== Exercise material ==

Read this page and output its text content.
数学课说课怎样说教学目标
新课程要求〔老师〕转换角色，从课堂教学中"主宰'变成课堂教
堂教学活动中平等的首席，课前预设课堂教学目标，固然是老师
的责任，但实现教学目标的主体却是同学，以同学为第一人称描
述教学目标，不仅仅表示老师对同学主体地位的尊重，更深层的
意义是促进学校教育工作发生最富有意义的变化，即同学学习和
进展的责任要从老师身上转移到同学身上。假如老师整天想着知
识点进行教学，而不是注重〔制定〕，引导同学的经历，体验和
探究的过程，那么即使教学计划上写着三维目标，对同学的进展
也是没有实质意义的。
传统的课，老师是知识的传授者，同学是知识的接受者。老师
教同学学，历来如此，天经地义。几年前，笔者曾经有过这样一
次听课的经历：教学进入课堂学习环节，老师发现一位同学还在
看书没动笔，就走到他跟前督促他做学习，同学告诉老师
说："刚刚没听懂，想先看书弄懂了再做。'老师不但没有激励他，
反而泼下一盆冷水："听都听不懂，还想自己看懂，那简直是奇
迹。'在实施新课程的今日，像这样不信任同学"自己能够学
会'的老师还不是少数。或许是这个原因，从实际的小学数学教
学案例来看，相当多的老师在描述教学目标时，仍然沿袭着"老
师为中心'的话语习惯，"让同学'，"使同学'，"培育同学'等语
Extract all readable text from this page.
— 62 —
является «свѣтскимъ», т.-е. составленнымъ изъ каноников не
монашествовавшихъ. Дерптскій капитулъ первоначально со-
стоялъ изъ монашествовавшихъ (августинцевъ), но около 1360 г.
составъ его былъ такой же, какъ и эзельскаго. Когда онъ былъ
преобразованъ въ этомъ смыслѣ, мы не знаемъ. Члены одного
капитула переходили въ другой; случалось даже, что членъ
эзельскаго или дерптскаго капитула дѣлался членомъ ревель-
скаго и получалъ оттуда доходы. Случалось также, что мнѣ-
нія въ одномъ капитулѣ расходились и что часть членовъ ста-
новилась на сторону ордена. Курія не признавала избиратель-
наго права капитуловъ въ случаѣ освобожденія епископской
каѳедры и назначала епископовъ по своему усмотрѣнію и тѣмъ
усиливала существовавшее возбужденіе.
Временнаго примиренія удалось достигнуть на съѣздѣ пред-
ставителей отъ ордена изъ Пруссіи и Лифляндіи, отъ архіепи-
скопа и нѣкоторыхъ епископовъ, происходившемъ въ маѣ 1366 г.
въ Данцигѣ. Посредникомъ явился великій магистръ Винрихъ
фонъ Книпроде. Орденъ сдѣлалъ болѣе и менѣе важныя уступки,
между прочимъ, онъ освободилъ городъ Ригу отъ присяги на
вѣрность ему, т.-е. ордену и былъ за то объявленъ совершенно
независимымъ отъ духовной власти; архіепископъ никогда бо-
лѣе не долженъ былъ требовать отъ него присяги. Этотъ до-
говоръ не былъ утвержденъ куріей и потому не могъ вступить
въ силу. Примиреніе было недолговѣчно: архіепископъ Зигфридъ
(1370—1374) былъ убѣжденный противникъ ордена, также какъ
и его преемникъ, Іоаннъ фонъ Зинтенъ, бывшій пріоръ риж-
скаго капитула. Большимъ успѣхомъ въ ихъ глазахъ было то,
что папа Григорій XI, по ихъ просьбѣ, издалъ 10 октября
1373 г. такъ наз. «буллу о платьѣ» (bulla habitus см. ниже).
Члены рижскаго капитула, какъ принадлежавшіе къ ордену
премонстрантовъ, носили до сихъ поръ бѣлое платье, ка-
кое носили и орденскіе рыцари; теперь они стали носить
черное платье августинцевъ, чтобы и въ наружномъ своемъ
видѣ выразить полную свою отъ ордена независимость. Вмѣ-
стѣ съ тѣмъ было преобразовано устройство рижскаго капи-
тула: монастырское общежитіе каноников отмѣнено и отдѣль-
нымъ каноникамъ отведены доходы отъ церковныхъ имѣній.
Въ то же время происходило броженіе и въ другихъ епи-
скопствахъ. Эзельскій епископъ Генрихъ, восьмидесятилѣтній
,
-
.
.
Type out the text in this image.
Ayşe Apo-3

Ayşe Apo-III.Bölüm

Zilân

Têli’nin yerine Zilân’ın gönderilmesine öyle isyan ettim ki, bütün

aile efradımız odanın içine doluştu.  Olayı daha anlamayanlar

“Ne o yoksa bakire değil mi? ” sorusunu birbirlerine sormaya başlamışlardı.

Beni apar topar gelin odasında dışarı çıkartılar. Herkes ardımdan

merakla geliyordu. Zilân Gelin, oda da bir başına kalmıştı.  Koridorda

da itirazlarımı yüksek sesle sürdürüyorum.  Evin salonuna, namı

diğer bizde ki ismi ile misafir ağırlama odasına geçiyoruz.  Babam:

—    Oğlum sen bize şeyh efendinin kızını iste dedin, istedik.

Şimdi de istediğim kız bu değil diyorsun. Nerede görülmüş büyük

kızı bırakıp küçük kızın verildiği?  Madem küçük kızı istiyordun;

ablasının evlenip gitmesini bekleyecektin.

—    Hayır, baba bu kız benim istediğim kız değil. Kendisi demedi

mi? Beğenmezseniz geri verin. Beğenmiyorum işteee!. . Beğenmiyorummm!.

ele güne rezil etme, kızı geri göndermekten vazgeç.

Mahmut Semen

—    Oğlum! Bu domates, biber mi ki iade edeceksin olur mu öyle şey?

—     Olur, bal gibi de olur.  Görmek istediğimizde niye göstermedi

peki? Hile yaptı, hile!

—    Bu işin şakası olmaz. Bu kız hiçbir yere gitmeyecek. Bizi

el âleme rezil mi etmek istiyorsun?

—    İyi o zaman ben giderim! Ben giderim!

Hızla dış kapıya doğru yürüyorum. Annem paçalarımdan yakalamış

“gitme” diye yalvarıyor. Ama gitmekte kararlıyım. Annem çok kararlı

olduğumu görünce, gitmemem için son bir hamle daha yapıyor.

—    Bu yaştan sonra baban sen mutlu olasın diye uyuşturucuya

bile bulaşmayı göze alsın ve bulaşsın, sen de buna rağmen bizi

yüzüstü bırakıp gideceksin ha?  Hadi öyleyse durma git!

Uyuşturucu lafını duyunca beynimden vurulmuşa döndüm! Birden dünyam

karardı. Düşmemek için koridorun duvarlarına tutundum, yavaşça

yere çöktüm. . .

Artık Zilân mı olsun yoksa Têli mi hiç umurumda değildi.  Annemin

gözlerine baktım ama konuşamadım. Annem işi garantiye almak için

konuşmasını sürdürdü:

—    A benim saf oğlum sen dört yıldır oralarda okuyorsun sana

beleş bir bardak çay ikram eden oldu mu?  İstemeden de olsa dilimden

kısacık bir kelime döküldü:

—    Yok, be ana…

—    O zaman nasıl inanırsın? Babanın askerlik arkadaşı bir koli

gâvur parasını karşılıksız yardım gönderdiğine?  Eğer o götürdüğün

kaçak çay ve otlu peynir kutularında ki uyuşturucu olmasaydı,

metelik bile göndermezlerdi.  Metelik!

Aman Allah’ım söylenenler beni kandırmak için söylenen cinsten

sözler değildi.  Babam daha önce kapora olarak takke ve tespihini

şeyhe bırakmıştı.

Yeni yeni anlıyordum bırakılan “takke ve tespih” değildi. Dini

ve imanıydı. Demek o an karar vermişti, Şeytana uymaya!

===

→ Aim of the exercise: Search the preceding listing for the word "rezil" and pull out every line that holds it.

→ Expected answer:
ele güne rezil etme, kızı geri göndermekten vazgeç.
el âleme rezil mi etmek istiyorsun?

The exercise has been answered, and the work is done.